Task instructions: From the listing below, pull each line that includes "this".

-- Start Records --

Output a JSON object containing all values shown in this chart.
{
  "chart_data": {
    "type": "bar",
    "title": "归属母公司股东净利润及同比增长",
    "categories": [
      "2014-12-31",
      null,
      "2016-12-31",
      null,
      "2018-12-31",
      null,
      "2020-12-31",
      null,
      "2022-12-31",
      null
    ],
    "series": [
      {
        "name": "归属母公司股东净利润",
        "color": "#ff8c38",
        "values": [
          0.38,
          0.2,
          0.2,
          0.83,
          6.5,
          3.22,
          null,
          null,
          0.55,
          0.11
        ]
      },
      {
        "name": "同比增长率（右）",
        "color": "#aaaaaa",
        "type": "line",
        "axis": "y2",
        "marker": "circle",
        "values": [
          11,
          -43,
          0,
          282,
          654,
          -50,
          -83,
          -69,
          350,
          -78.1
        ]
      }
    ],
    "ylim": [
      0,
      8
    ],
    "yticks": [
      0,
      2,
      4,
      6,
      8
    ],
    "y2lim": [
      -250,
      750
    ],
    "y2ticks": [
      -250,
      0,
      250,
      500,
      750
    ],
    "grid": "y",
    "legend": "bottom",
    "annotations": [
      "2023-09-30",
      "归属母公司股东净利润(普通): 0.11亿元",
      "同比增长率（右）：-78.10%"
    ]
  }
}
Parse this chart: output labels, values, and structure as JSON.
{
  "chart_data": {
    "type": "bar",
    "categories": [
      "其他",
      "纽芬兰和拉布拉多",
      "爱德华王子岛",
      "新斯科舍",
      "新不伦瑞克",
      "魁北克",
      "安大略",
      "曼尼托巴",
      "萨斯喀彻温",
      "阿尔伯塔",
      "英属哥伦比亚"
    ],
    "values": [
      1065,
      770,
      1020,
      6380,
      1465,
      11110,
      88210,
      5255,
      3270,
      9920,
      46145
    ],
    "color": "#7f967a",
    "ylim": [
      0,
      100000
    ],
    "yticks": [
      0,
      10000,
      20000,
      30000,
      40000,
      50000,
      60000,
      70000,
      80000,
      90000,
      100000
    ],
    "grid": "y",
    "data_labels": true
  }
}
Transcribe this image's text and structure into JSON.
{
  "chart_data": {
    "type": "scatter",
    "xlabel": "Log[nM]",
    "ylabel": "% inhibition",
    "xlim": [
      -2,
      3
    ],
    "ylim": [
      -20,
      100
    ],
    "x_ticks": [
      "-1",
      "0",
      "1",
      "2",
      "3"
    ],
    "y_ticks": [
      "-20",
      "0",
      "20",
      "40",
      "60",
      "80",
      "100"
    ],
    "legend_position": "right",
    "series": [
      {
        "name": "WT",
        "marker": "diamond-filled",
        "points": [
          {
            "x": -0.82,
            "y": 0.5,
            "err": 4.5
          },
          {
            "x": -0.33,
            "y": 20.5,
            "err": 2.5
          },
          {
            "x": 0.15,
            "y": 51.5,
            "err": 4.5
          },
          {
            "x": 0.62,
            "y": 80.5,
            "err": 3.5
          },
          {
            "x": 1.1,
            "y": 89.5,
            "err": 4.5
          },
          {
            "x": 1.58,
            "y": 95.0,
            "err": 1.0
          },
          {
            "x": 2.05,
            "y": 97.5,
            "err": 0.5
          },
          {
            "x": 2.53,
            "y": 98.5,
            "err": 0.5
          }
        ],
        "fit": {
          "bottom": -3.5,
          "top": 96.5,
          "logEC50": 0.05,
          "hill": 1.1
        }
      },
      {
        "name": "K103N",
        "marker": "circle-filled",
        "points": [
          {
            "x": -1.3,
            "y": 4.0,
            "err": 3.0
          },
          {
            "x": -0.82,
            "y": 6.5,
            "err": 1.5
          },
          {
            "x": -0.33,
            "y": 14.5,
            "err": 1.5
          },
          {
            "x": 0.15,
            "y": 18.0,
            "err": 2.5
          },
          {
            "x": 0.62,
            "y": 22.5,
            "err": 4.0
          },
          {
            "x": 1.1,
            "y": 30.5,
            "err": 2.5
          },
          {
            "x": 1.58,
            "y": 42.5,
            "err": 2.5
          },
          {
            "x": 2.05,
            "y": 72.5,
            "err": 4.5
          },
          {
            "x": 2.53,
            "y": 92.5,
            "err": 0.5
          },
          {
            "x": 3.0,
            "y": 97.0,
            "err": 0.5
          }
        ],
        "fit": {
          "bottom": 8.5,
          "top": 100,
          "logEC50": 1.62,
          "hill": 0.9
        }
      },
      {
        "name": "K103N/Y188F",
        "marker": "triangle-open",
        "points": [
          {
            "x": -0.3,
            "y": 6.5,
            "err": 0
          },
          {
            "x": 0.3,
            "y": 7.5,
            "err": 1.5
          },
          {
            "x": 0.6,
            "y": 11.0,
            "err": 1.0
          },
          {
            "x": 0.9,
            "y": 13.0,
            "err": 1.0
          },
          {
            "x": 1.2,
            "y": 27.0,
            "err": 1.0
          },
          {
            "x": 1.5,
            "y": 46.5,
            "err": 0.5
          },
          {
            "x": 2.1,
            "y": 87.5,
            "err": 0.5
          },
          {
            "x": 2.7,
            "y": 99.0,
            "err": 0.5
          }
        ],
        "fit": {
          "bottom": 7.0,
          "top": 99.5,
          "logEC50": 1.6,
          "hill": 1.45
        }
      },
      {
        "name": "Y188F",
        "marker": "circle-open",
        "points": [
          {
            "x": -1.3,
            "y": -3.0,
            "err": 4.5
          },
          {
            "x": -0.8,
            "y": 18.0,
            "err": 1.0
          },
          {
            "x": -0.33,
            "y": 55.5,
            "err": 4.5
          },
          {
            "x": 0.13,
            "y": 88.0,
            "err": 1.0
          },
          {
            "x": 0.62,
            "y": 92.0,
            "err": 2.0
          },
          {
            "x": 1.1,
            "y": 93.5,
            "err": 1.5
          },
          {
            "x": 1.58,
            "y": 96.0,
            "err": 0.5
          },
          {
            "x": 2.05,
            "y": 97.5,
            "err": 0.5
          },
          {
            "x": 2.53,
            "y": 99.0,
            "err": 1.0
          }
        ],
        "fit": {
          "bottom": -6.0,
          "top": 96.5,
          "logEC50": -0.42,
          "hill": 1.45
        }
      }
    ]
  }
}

-- End Records --
-- Start Records --

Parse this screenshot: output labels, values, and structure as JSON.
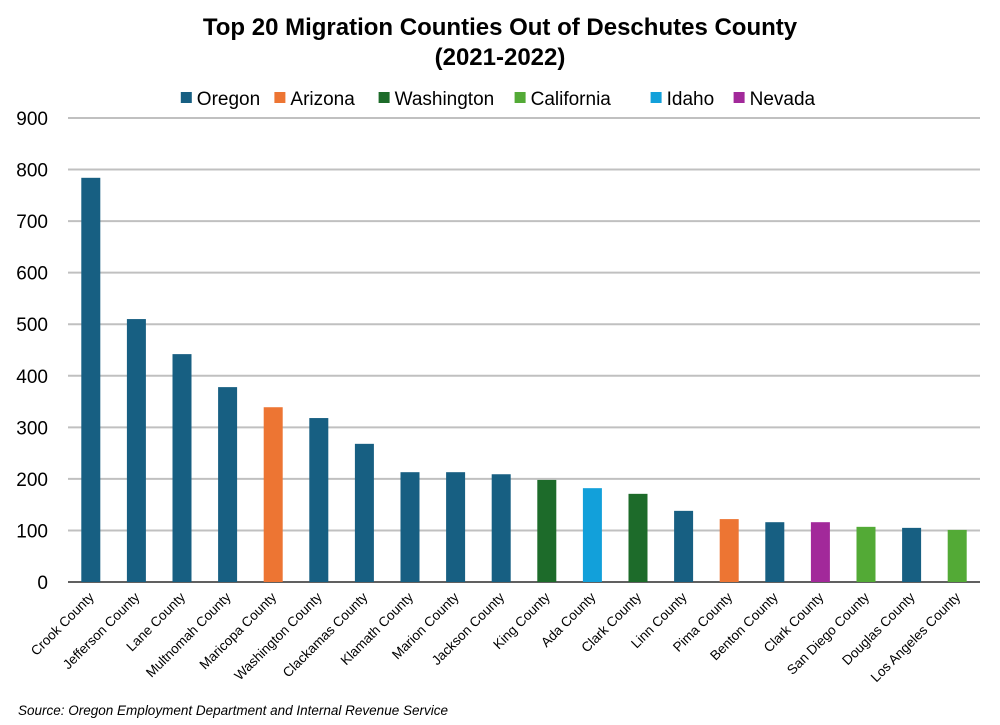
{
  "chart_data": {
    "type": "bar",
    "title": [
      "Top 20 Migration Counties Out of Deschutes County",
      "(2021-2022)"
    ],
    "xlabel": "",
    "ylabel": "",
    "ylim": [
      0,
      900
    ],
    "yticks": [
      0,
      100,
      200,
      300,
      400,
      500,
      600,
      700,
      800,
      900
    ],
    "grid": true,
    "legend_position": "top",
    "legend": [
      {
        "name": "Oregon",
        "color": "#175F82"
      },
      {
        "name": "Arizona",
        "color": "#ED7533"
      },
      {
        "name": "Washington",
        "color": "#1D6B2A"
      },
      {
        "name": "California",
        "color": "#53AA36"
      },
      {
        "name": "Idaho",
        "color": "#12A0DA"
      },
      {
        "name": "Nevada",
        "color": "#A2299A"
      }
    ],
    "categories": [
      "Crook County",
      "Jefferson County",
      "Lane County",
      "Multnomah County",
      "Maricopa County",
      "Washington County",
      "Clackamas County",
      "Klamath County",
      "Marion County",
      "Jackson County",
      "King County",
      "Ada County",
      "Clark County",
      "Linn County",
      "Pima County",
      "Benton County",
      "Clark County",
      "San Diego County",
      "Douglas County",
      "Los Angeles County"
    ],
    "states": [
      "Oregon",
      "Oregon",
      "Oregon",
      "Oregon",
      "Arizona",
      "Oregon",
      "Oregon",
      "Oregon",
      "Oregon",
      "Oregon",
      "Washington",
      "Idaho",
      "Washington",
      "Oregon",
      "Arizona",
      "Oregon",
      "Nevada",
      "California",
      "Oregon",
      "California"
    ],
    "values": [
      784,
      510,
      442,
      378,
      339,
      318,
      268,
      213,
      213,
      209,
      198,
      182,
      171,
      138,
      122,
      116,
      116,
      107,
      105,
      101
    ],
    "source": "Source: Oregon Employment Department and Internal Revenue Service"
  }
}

-- End Records --
-- Start Records --

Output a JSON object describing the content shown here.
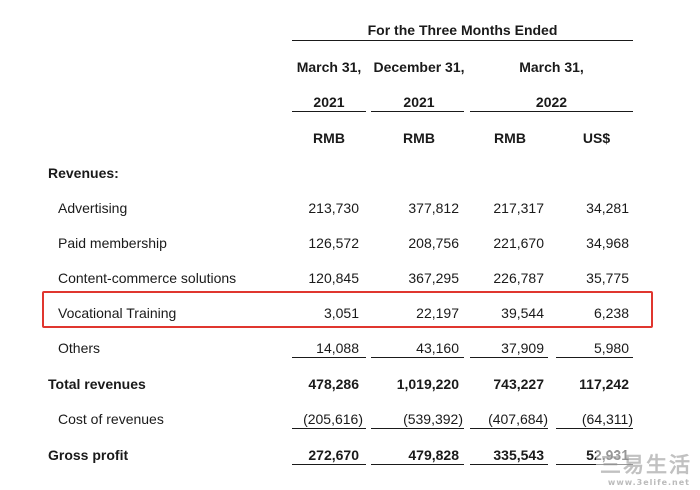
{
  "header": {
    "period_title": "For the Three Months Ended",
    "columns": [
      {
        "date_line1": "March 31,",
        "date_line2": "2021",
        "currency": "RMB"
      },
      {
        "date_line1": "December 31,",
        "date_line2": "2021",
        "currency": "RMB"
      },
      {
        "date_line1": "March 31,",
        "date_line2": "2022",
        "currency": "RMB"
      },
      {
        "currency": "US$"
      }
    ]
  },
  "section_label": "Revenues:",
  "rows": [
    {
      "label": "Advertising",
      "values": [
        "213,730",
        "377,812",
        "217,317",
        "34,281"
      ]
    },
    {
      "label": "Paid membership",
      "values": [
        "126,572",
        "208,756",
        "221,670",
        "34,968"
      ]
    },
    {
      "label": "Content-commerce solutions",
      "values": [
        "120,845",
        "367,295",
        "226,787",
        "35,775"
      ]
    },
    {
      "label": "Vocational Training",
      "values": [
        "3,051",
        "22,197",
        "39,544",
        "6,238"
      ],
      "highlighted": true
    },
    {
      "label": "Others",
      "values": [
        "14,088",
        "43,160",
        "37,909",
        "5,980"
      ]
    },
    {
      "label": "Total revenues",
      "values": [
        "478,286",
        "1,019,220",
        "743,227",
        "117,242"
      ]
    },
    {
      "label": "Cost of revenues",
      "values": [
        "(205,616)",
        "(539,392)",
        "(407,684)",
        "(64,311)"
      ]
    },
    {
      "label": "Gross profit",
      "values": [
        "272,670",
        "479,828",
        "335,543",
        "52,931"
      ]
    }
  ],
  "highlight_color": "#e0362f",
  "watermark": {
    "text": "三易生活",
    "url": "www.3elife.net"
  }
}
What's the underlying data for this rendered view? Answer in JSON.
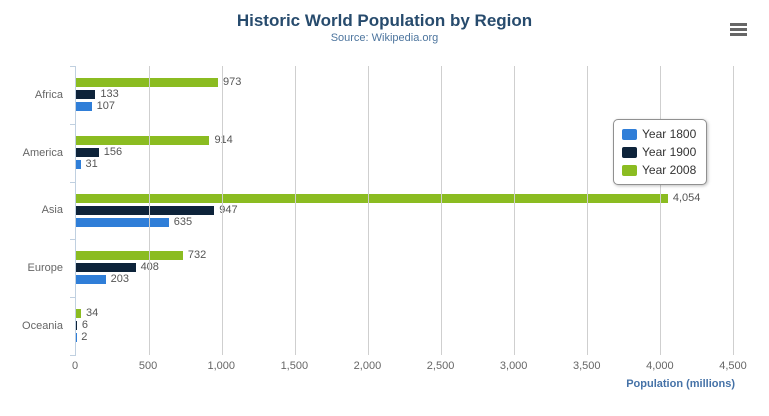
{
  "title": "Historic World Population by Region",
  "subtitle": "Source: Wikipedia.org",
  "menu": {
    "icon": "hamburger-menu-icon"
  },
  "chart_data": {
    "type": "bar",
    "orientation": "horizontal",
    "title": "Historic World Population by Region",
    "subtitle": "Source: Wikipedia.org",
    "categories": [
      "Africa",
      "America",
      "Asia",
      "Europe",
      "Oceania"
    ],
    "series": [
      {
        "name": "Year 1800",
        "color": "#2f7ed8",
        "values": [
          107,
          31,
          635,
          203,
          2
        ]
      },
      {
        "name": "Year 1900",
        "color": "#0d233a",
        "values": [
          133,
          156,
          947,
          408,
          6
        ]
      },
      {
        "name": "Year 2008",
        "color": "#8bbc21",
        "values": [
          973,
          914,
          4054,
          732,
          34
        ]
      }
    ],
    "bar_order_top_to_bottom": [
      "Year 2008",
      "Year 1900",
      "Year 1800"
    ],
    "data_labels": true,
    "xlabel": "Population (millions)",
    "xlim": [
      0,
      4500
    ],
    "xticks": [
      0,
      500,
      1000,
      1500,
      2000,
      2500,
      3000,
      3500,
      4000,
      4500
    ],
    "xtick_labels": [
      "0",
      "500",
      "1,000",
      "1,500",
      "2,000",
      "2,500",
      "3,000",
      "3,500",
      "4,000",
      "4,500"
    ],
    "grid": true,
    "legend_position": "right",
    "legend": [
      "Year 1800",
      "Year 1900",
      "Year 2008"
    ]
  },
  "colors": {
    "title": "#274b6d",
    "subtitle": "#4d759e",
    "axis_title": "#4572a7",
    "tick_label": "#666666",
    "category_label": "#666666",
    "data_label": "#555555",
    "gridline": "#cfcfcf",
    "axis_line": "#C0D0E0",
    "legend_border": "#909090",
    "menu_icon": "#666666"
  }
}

-- End Records --

Result of the exercise:
Output a JSON object containing all values shown in this chart.
Parse this chart: output labels, values, and structure as JSON.
Transcribe this image's text and structure into JSON.
Parse this screenshot: output labels, values, and structure as JSON.
What's the underlying data for this rendered view? Answer in JSON.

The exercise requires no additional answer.